**TASK INSTRUCTIONS**
Filter these entries, keeping only lines that hold the word "втрату".

(Saved entries)
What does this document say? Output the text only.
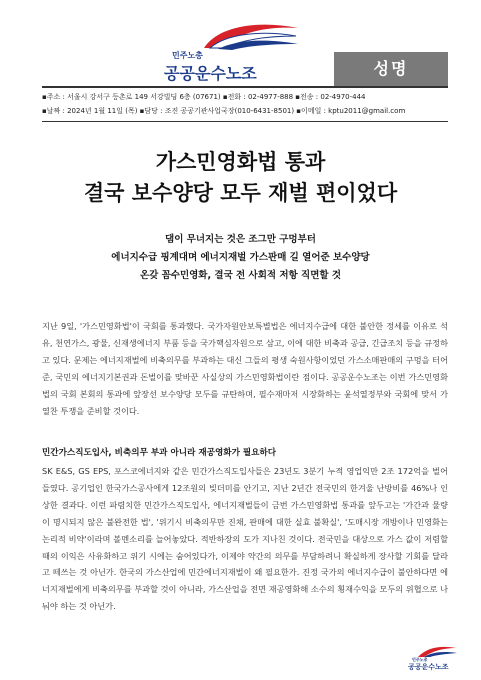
민주노총
공공운수노조	성명
▪주소 : 서울시 강서구 등촌로 149 서강빌딩 6층 (07671) ▪전화 : 02-4977-888 ▪전송 : 02-4970-444
▪날짜 : 2024년 1월 11일 (목) ▪담당 : 조진 공공기관사업국장(010-6431-8501) ▪이메일 : kptu2011@gmail.com
가스민영화법 통과
결국 보수양당 모두 재벌 편이었다
댐이 무너지는 것은 조그만 구멍부터
에너지수급 핑계대며 에너지재벌 가스판매 길 열어준 보수양당
온갖 꼼수민영화, 결국 전 사회적 저항 직면할 것

지난 9일, '가스민영화법'이 국회를 통과했다. 국가자원안보특별법은 에너지수급에 대한 불안한 정세를 이유로 석유, 천연가스, 광물, 신재생에너지 부품 등을 국가핵심자원으로 삼고, 이에 대한 비축과 공급, 긴급조치 등을 규정하고 있다. 문제는 에너지재벌에 비축의무를 부과하는 대신 그들의 평생 숙원사항이었던 가스소매판매의 구멍을 터어준, 국민의 에너지기본권과 돈벌이를 맞바꾼 사실상의 가스민영화법이란 점이다. 공공운수노조는 이번 가스민영화법의 국회 본회의 통과에 앞장선 보수양당 모두를 규탄하며, 필수재마저 시장화하는 윤석열정부와 국회에 맞서 가열찬 투쟁을 준비할 것이다.

민간가스직도입사, 비축의무 부과 아니라 재공영화가 필요하다

SK E&S, GS EPS, 포스코에너지와 같은 민간가스직도입사들은 23년도 3분기 누적 영업익만 2조 172억을 벌어들였다. 공기업인 한국가스공사에게 12조원의 빚더미를 안기고, 지난 2년간 전국민의 한겨울 난방비를 46%나 인상한 결과다. 이런 파렴치한 민간가스직도입사, 에너지재벌들이 금번 가스민영화법 통과를 앞두고는 '가간과 물량이 명시되지 않은 불완전한 법', '위기시 비축의무만 진채, 판매에 대한 실효 불확실', '도매시장 개방이나 민영화는 논리적 비약'이라며 볼멘소리를 늘어놓았다. 적반하장의 도가 지나친 것이다. 전국민을 대상으로 가스 값이 저렴할 때의 이익은 사유화하고 위기 시에는 숨어있다가, 이제야 약간의 의무를 부담하려니 확실하게 장사할 기회를 달라고 떼쓰는 것 아닌가. 한국의 가스산업에 민간에너지재벌이 왜 필요한가. 진정 국가의 에너지수급이 불안하다면 에너지재벌에게 비축의무를 부과할 것이 아니라, 가스산업을 전면 재공영화해 소수의 횡재수익을 모두의 위협으로 나눠야 하는 것 아닌가.

민주노총
공공운수노조
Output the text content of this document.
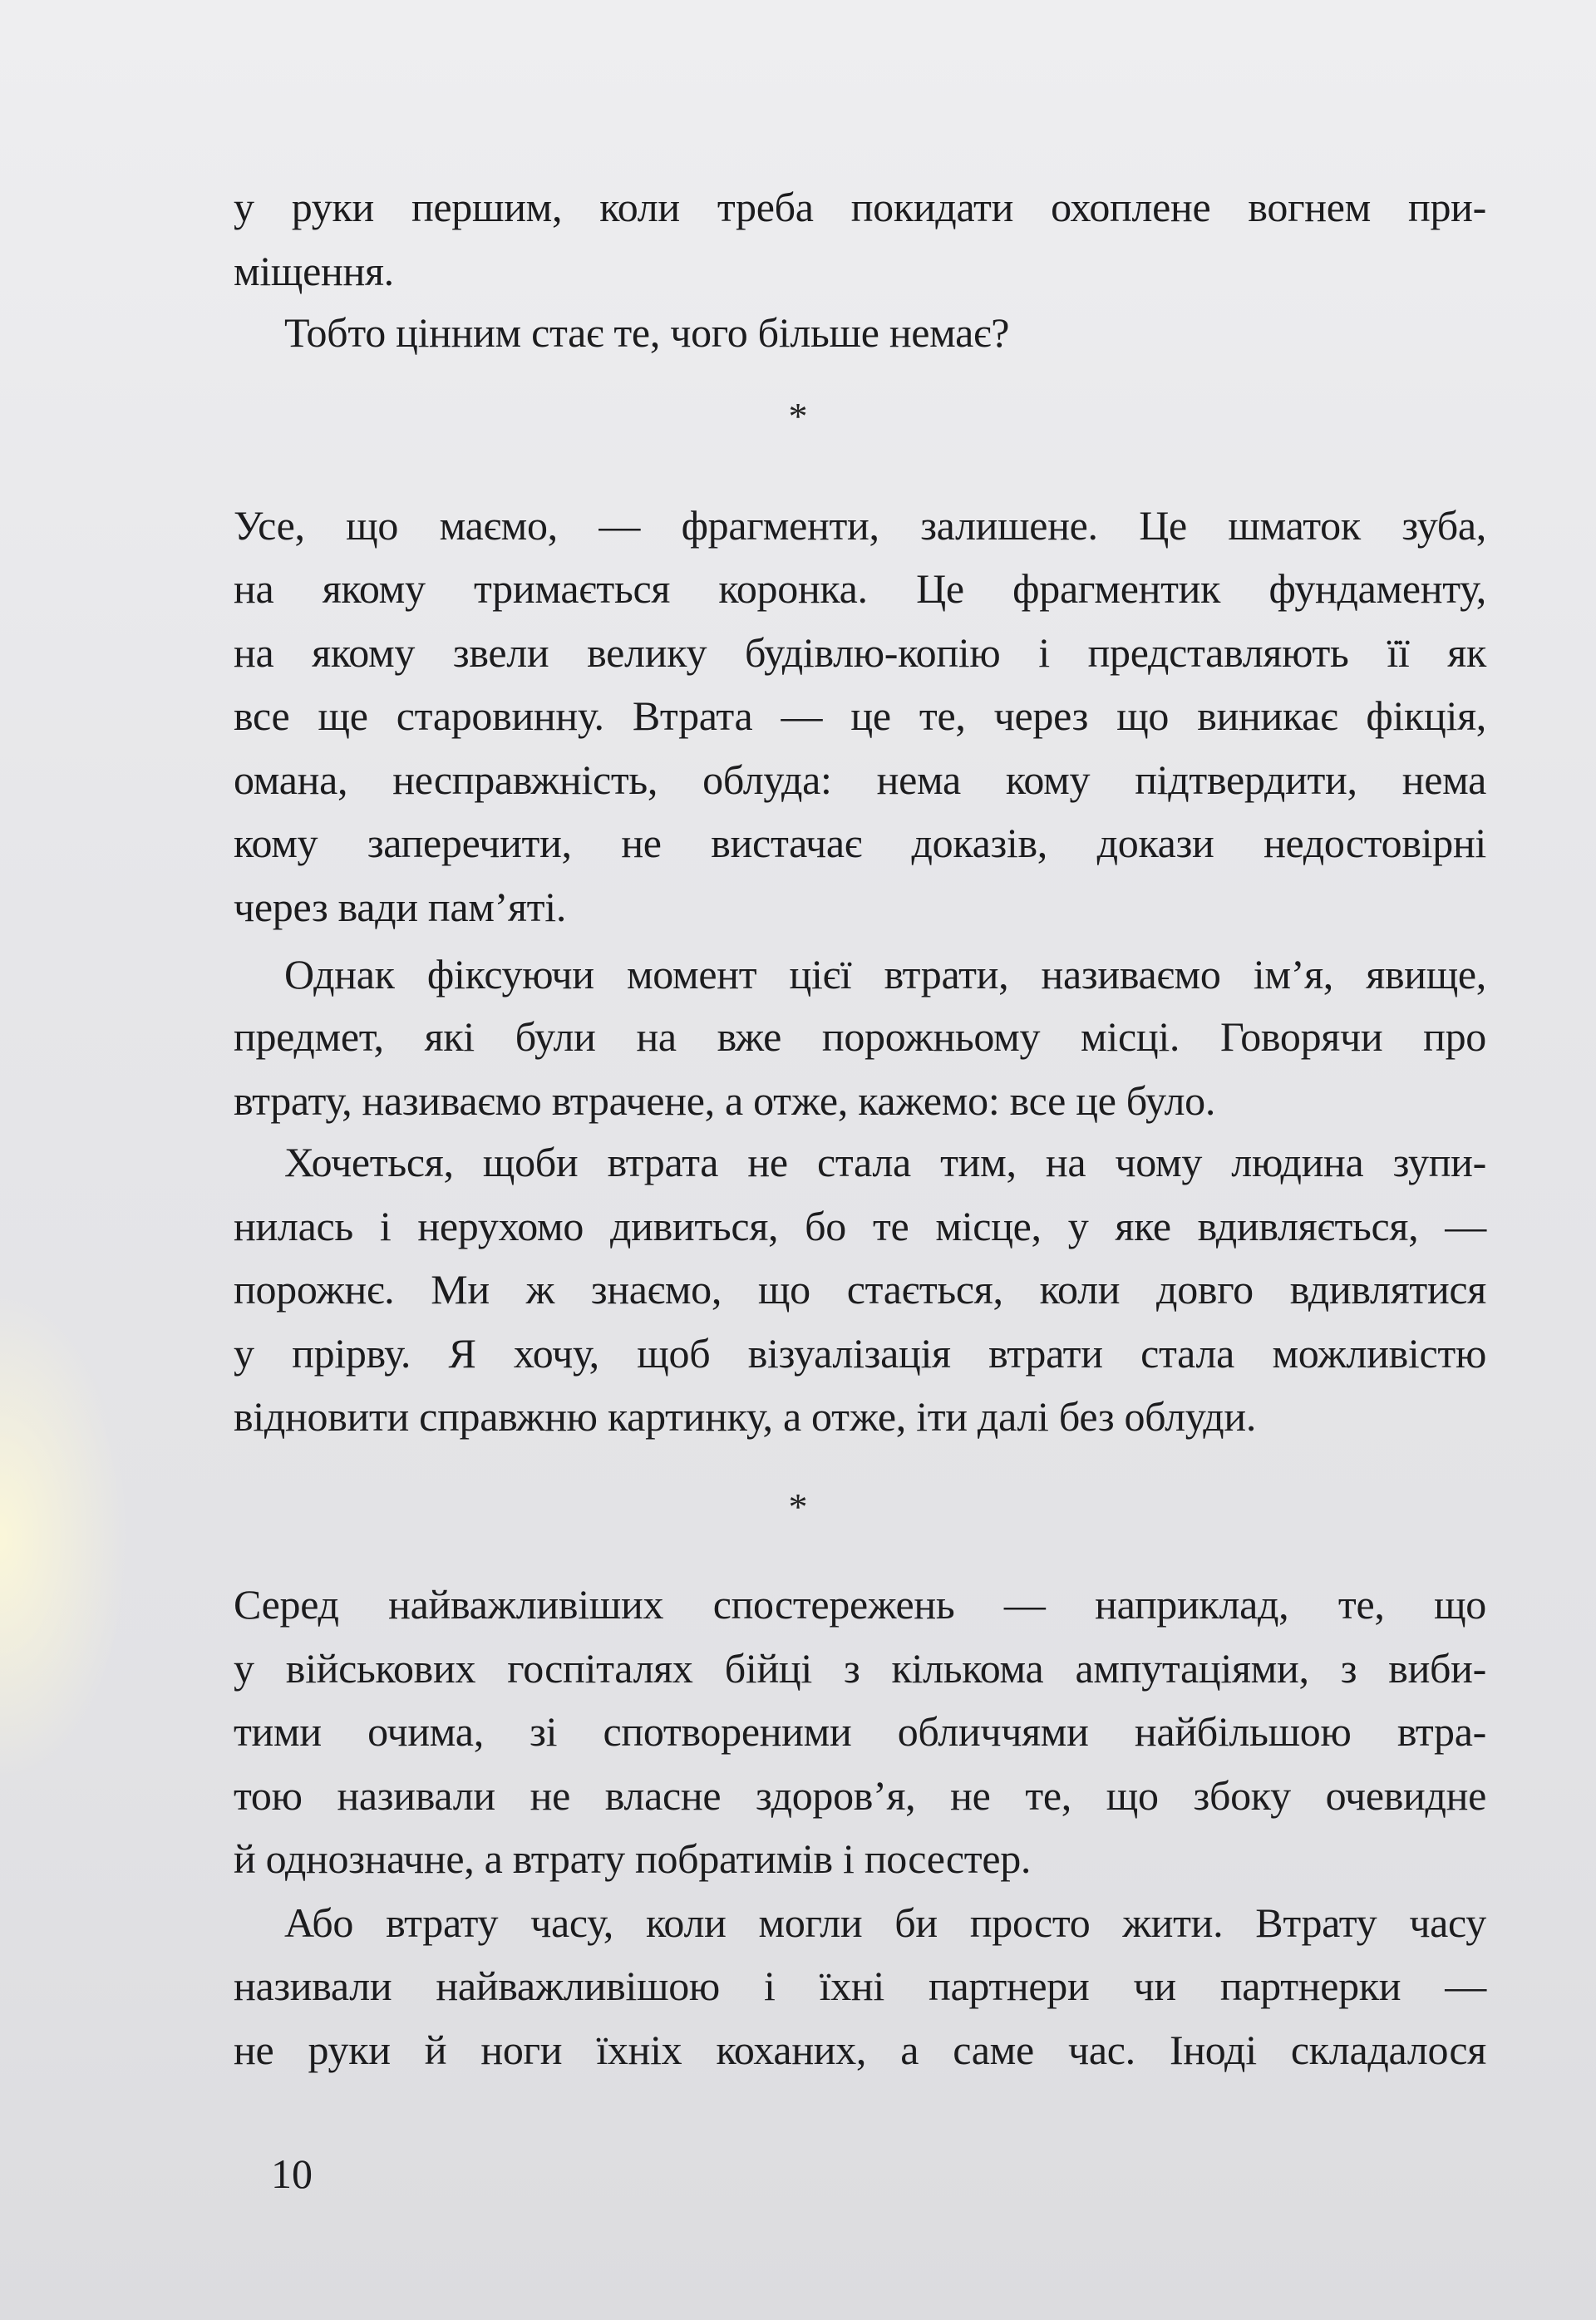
у руки першим, коли треба покидати охоплене вогнем при-
міщення.
Тобто цінним стає те, чого більше немає?
*
Усе, що маємо, — фрагменти, залишене. Це шматок зуба,
на якому тримається коронка. Це фрагментик фундаменту,
на якому звели велику будівлю-копію і представляють її як
все ще старовинну. Втрата — це те, через що виникає фікція,
омана, несправжність, облуда: нема кому підтвердити, нема
кому заперечити, не вистачає доказів, докази недостовірні
через вади пам’яті.
Однак фіксуючи момент цієї втрати, називаємо ім’я, явище,
предмет, які були на вже порожньому місці. Говорячи про
втрату, називаємо втрачене, а отже, кажемо: все це було.
Хочеться, щоби втрата не стала тим, на чому людина зупи-
нилась і нерухомо дивиться, бо те місце, у яке вдивляється, —
порожнє. Ми ж знаємо, що стається, коли довго вдивлятися
у прірву. Я хочу, щоб візуалізація втрати стала можливістю
відновити справжню картинку, а отже, іти далі без облуди.
*
Серед найважливіших спостережень — наприклад, те, що
у військових госпіталях бійці з кількома ампутаціями, з виби-
тими очима, зі спотвореними обличчями найбільшою втра-
тою називали не власне здоров’я, не те, що збоку очевидне
й однозначне, а втрату побратимів і посестер.
Або втрату часу, коли могли би просто жити. Втрату часу
називали найважливішою і їхні партнери чи партнерки —
не руки й ноги їхніх коханих, а саме час. Іноді складалося
10
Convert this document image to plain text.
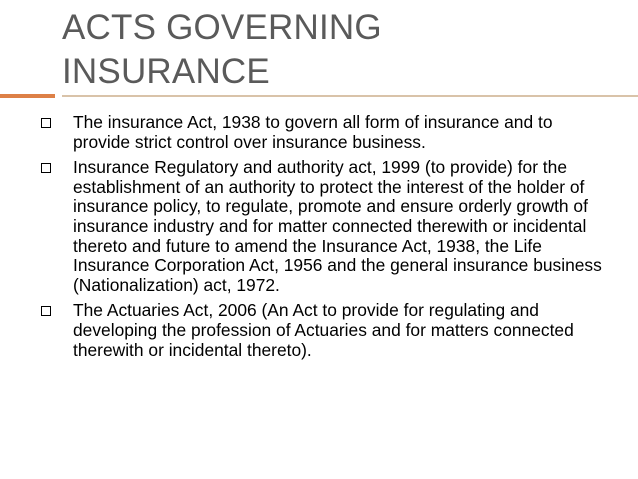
ACTS GOVERNING
INSURANCE
The insurance Act, 1938 to govern all form of insurance and to provide strict control over insurance business.
Insurance Regulatory and authority act, 1999 (to provide) for the establishment of an authority to protect the interest of the holder of insurance policy, to regulate, promote and ensure orderly growth of insurance industry and for matter connected therewith or incidental thereto and future to amend the Insurance Act, 1938, the Life Insurance Corporation Act, 1956 and the general insurance business (Nationalization) act, 1972.
The Actuaries Act, 2006 (An Act to provide for regulating and developing the profession of Actuaries and for matters connected therewith or incidental thereto).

**RESULT FOR THIS TASK**
втрату, називаємо втрачене, а отже, кажемо: все це було.
й однозначне, а втрату побратимів і посестер.
Або втрату часу, коли могли би просто жити. Втрату часу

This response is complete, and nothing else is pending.